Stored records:
____________

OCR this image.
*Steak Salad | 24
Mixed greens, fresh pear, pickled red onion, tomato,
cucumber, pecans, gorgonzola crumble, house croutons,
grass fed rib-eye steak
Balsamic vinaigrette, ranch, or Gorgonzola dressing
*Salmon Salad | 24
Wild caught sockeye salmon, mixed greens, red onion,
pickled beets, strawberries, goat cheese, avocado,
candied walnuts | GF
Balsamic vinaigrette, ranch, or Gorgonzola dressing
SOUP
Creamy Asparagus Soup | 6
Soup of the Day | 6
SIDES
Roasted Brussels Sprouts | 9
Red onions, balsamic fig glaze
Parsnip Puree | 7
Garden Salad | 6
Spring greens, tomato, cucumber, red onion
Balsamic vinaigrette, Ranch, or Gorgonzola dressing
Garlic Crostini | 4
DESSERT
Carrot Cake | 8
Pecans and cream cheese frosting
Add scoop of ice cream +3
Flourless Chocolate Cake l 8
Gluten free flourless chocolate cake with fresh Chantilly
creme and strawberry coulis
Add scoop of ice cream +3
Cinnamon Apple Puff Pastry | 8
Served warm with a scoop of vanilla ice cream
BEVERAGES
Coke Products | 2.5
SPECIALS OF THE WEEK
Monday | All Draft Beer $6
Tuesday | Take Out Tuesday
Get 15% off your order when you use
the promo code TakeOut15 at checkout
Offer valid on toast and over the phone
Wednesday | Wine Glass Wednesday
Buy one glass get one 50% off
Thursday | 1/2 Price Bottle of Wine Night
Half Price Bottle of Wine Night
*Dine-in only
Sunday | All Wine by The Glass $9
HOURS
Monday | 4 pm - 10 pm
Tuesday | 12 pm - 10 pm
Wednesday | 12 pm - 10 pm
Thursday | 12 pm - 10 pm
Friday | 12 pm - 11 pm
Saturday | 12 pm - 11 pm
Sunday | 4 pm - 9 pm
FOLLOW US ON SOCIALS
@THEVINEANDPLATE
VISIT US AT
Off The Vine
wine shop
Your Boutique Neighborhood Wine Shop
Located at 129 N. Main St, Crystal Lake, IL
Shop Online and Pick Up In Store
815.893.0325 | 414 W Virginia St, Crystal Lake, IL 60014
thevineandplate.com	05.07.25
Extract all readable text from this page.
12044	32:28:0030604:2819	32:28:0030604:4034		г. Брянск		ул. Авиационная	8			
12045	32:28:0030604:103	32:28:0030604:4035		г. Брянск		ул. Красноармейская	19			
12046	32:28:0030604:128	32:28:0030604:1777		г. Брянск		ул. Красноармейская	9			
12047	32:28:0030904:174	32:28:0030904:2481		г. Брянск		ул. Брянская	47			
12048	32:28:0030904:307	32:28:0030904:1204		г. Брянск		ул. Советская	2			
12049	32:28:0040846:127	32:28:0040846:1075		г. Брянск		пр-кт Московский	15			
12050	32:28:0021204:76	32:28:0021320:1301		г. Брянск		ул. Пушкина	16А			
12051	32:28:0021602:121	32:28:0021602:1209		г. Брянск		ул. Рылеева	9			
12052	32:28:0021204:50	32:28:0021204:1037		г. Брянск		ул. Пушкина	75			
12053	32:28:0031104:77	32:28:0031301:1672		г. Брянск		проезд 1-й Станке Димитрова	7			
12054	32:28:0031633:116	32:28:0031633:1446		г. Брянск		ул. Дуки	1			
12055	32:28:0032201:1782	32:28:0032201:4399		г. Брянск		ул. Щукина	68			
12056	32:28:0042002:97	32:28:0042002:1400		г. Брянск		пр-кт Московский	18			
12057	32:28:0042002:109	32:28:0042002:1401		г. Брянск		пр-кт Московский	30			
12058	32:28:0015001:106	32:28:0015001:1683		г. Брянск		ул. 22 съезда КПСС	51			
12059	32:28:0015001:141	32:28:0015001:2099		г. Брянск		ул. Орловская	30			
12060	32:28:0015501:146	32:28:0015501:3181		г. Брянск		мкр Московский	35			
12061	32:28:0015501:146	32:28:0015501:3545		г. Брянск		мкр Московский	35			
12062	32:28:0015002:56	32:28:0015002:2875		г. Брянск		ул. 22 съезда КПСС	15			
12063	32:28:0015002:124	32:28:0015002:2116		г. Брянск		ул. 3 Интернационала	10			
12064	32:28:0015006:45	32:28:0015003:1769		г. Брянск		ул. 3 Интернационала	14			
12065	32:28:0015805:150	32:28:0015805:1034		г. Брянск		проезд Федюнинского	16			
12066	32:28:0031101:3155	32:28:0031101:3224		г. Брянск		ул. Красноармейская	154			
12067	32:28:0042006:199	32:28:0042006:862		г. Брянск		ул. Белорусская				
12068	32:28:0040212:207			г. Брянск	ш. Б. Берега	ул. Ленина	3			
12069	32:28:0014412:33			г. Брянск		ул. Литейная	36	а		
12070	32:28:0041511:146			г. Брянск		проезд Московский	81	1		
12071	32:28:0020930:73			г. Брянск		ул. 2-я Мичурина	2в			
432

____________

Emit the records above again, exactly, with no line skipped.

OCR this image.
*Steak Salad | 24
Mixed greens, fresh pear, pickled red onion, tomato,
cucumber, pecans, gorgonzola crumble, house croutons,
grass fed rib-eye steak
Balsamic vinaigrette, ranch, or Gorgonzola dressing
*Salmon Salad | 24
Wild caught sockeye salmon, mixed greens, red onion,
pickled beets, strawberries, goat cheese, avocado,
candied walnuts | GF
Balsamic vinaigrette, ranch, or Gorgonzola dressing
SOUP
Creamy Asparagus Soup | 6
Soup of the Day | 6
SIDES
Roasted Brussels Sprouts | 9
Red onions, balsamic fig glaze
Parsnip Puree | 7
Garden Salad | 6
Spring greens, tomato, cucumber, red onion
Balsamic vinaigrette, Ranch, or Gorgonzola dressing
Garlic Crostini | 4
DESSERT
Carrot Cake | 8
Pecans and cream cheese frosting
Add scoop of ice cream +3
Flourless Chocolate Cake l 8
Gluten free flourless chocolate cake with fresh Chantilly
creme and strawberry coulis
Add scoop of ice cream +3
Cinnamon Apple Puff Pastry | 8
Served warm with a scoop of vanilla ice cream
BEVERAGES
Coke Products | 2.5
SPECIALS OF THE WEEK
Monday | All Draft Beer $6
Tuesday | Take Out Tuesday
Get 15% off your order when you use
the promo code TakeOut15 at checkout
Offer valid on toast and over the phone
Wednesday | Wine Glass Wednesday
Buy one glass get one 50% off
Thursday | 1/2 Price Bottle of Wine Night
Half Price Bottle of Wine Night
*Dine-in only
Sunday | All Wine by The Glass $9
HOURS
Monday | 4 pm - 10 pm
Tuesday | 12 pm - 10 pm
Wednesday | 12 pm - 10 pm
Thursday | 12 pm - 10 pm
Friday | 12 pm - 11 pm
Saturday | 12 pm - 11 pm
Sunday | 4 pm - 9 pm
FOLLOW US ON SOCIALS
@THEVINEANDPLATE
VISIT US AT
Off The Vine
wine shop
Your Boutique Neighborhood Wine Shop
Located at 129 N. Main St, Crystal Lake, IL
Shop Online and Pick Up In Store
815.893.0325 | 414 W Virginia St, Crystal Lake, IL 60014
thevineandplate.com	05.07.25
Extract all readable text from this page.
12044	32:28:0030604:2819	32:28:0030604:4034		г. Брянск		ул. Авиационная	8			
12045	32:28:0030604:103	32:28:0030604:4035		г. Брянск		ул. Красноармейская	19			
12046	32:28:0030604:128	32:28:0030604:1777		г. Брянск		ул. Красноармейская	9			
12047	32:28:0030904:174	32:28:0030904:2481		г. Брянск		ул. Брянская	47			
12048	32:28:0030904:307	32:28:0030904:1204		г. Брянск		ул. Советская	2			
12049	32:28:0040846:127	32:28:0040846:1075		г. Брянск		пр-кт Московский	15			
12050	32:28:0021204:76	32:28:0021320:1301		г. Брянск		ул. Пушкина	16А			
12051	32:28:0021602:121	32:28:0021602:1209		г. Брянск		ул. Рылеева	9			
12052	32:28:0021204:50	32:28:0021204:1037		г. Брянск		ул. Пушкина	75			
12053	32:28:0031104:77	32:28:0031301:1672		г. Брянск		проезд 1-й Станке Димитрова	7			
12054	32:28:0031633:116	32:28:0031633:1446		г. Брянск		ул. Дуки	1			
12055	32:28:0032201:1782	32:28:0032201:4399		г. Брянск		ул. Щукина	68			
12056	32:28:0042002:97	32:28:0042002:1400		г. Брянск		пр-кт Московский	18			
12057	32:28:0042002:109	32:28:0042002:1401		г. Брянск		пр-кт Московский	30			
12058	32:28:0015001:106	32:28:0015001:1683		г. Брянск		ул. 22 съезда КПСС	51			
12059	32:28:0015001:141	32:28:0015001:2099		г. Брянск		ул. Орловская	30			
12060	32:28:0015501:146	32:28:0015501:3181		г. Брянск		мкр Московский	35			
12061	32:28:0015501:146	32:28:0015501:3545		г. Брянск		мкр Московский	35			
12062	32:28:0015002:56	32:28:0015002:2875		г. Брянск		ул. 22 съезда КПСС	15			
12063	32:28:0015002:124	32:28:0015002:2116		г. Брянск		ул. 3 Интернационала	10			
12064	32:28:0015006:45	32:28:0015003:1769		г. Брянск		ул. 3 Интернационала	14			
12065	32:28:0015805:150	32:28:0015805:1034		г. Брянск		проезд Федюнинского	16			
12066	32:28:0031101:3155	32:28:0031101:3224		г. Брянск		ул. Красноармейская	154			
12067	32:28:0042006:199	32:28:0042006:862		г. Брянск		ул. Белорусская				
12068	32:28:0040212:207			г. Брянск	ш. Б. Берега	ул. Ленина	3			
12069	32:28:0014412:33			г. Брянск		ул. Литейная	36	а		
12070	32:28:0041511:146			г. Брянск		проезд Московский	81	1		
12071	32:28:0020930:73			г. Брянск		ул. 2-я Мичурина	2в			
432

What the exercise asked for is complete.